> _DIRECTION_
Would you output the whole listing below, exactly as it reads?

Saved entries:
++++++

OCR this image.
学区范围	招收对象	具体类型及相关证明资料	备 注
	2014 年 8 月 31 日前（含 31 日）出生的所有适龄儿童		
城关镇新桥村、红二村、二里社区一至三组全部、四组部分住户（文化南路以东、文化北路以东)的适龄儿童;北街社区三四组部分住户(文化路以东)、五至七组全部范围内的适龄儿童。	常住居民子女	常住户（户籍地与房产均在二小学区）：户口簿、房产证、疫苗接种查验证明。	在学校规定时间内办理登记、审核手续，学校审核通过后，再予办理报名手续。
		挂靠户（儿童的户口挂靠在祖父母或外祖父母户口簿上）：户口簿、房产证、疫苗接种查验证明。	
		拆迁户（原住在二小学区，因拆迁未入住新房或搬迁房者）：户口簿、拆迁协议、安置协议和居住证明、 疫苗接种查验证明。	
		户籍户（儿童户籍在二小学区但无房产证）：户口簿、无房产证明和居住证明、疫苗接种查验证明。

++++++

> _RESULT OF THIS TASK_
OCR this image.
学区范围	招收对象	具体类型及相关证明资料	备 注
	2014 年 8 月 31 日前（含 31 日）出生的所有适龄儿童		
城关镇新桥村、红二村、二里社区一至三组全部、四组部分住户（文化南路以东、文化北路以东)的适龄儿童;北街社区三四组部分住户(文化路以东)、五至七组全部范围内的适龄儿童。	常住居民子女	常住户（户籍地与房产均在二小学区）：户口簿、房产证、疫苗接种查验证明。	在学校规定时间内办理登记、审核手续，学校审核通过后，再予办理报名手续。
		挂靠户（儿童的户口挂靠在祖父母或外祖父母户口簿上）：户口簿、房产证、疫苗接种查验证明。	
		拆迁户（原住在二小学区，因拆迁未入住新房或搬迁房者）：户口簿、拆迁协议、安置协议和居住证明、 疫苗接种查验证明。	
		户籍户（儿童户籍在二小学区但无房产证）：户口簿、无房产证明和居住证明、疫苗接种查验证明。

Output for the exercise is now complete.